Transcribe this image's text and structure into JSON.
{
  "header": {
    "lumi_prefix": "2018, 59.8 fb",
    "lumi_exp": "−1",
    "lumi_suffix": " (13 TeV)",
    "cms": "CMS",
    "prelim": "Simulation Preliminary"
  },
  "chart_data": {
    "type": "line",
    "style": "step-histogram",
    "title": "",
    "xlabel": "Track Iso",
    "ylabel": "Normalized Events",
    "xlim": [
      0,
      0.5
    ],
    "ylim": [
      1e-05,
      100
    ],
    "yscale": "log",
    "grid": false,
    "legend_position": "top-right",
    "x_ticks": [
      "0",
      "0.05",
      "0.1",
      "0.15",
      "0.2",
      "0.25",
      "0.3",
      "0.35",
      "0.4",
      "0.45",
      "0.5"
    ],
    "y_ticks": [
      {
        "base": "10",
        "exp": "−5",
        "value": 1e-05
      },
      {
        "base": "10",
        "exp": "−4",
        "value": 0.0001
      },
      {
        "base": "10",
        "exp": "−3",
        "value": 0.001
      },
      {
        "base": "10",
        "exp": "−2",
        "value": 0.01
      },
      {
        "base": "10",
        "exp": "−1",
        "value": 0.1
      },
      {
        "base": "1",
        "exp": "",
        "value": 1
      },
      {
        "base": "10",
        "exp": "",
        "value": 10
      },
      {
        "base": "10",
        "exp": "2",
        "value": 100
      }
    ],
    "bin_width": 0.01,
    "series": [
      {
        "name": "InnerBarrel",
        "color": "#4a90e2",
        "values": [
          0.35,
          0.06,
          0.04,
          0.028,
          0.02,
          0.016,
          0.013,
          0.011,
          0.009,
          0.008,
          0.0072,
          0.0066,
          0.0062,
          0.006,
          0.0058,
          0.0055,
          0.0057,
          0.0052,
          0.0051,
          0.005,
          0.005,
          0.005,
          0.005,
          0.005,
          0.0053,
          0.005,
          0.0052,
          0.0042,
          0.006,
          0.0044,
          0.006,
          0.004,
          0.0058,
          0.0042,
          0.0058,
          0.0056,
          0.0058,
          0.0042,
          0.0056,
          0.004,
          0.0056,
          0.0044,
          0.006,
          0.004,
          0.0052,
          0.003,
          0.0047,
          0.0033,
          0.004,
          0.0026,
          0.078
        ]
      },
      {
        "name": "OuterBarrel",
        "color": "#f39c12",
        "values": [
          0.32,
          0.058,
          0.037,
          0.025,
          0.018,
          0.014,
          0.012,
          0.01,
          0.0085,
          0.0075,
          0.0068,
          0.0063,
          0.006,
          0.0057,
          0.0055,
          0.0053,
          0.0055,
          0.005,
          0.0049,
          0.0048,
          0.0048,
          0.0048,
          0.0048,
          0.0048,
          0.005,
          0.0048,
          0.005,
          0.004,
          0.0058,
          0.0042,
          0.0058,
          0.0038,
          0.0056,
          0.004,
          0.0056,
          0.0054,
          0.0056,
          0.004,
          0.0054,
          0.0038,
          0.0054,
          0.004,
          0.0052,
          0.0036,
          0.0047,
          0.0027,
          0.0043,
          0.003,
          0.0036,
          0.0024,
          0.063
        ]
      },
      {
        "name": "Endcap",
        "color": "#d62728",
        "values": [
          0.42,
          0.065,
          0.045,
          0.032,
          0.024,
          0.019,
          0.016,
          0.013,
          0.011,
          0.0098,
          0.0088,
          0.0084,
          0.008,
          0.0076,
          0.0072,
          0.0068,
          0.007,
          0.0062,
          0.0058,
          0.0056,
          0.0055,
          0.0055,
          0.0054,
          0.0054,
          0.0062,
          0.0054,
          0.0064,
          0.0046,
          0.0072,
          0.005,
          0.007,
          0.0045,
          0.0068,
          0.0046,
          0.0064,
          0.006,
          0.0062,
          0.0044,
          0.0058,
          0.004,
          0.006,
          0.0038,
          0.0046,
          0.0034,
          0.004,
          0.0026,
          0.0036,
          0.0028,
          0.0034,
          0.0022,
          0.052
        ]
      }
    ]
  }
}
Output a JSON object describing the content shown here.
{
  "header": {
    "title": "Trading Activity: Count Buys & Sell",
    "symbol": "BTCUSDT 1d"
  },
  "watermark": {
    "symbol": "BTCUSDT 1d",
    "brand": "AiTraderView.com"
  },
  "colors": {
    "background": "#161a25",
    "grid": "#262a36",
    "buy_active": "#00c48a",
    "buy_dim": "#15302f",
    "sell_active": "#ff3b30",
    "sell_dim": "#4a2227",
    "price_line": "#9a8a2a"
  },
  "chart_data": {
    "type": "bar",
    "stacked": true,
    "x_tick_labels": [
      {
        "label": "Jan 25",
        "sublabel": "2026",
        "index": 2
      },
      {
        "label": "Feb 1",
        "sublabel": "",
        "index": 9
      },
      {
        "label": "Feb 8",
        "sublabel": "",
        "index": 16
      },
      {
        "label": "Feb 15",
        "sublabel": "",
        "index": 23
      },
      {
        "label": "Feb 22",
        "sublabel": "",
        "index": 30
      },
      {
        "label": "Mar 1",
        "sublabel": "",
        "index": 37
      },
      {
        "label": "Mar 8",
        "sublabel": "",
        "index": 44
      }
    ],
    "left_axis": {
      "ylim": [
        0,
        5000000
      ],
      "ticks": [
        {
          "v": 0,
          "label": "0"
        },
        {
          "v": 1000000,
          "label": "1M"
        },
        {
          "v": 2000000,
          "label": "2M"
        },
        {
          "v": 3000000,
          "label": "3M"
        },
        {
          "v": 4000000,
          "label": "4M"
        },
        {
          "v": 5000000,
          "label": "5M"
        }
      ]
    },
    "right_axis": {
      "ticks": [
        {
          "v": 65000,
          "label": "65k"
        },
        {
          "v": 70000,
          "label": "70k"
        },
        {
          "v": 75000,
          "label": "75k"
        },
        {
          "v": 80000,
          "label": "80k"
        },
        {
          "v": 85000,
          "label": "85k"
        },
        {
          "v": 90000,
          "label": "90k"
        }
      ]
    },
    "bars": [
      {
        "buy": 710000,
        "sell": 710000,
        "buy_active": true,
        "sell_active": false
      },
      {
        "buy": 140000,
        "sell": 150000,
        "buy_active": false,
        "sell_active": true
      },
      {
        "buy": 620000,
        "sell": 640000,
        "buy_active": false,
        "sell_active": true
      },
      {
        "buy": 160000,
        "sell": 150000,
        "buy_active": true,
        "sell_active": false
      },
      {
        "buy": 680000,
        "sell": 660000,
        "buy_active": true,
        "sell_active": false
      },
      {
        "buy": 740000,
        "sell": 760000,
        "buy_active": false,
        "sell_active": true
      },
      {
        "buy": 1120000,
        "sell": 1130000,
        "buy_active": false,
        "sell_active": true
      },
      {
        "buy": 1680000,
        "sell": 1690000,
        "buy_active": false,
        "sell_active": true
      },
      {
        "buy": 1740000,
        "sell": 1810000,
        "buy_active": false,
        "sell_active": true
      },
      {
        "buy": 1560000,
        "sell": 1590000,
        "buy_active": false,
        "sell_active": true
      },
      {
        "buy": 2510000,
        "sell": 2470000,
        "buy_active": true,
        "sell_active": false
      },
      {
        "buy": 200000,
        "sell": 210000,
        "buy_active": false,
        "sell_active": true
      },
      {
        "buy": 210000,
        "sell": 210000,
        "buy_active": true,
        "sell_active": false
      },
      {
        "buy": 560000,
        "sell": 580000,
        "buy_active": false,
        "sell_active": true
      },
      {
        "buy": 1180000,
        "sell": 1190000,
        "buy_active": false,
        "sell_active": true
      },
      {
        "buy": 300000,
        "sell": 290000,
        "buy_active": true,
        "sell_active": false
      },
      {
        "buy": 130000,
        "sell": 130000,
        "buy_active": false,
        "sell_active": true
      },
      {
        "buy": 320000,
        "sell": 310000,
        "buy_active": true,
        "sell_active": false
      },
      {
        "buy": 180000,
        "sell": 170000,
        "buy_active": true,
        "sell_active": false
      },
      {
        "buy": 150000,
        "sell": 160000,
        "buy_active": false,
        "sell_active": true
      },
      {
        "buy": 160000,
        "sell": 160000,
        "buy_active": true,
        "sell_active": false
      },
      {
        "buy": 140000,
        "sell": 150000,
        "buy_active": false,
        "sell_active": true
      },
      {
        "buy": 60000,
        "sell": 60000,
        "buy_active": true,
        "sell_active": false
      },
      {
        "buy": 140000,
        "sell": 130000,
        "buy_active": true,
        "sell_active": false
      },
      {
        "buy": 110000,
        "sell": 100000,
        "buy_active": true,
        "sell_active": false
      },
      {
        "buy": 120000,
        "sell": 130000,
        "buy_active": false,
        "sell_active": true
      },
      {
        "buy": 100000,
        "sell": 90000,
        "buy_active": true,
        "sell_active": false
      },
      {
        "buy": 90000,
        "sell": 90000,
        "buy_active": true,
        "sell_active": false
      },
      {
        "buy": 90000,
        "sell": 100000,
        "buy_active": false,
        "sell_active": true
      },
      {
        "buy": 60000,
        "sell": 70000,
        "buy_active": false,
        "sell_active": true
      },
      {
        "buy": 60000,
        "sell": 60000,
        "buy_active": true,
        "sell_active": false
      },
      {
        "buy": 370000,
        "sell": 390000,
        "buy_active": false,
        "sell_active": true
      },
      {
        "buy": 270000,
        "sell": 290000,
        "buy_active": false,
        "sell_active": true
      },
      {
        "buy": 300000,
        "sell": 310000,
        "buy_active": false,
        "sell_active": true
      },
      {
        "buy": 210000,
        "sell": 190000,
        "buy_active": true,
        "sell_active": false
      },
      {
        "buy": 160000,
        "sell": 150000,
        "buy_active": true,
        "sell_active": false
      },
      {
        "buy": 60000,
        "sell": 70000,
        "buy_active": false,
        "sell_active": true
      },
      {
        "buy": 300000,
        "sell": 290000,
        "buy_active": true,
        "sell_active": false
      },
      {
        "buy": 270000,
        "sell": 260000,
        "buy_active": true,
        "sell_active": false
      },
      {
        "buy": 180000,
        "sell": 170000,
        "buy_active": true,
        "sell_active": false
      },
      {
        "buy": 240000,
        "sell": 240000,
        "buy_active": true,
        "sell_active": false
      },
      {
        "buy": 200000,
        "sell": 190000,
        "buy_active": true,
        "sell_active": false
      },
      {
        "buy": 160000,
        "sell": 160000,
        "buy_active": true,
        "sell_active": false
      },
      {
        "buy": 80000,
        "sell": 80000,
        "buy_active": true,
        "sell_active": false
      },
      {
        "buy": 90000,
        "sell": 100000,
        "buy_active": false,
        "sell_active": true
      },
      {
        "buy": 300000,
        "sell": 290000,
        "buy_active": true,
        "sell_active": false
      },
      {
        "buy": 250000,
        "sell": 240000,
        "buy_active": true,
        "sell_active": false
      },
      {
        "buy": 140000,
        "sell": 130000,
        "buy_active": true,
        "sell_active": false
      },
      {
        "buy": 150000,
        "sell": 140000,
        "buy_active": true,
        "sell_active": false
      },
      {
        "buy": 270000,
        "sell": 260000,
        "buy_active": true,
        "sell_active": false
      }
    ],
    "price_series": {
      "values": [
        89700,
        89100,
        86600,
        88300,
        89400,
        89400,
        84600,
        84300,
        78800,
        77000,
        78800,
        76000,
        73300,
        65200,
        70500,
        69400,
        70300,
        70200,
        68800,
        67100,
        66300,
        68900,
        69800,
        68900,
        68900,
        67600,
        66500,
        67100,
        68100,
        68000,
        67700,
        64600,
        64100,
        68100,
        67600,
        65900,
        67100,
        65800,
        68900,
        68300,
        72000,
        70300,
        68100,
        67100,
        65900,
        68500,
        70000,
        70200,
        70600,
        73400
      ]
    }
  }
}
※
WHAT TO PRODUCE:
Go through the entries and return each line where the word "symbol" appears.

EXERCISE RESULT:
    "symbol": "BTCUSDT 1d"
    "symbol": "BTCUSDT 1d",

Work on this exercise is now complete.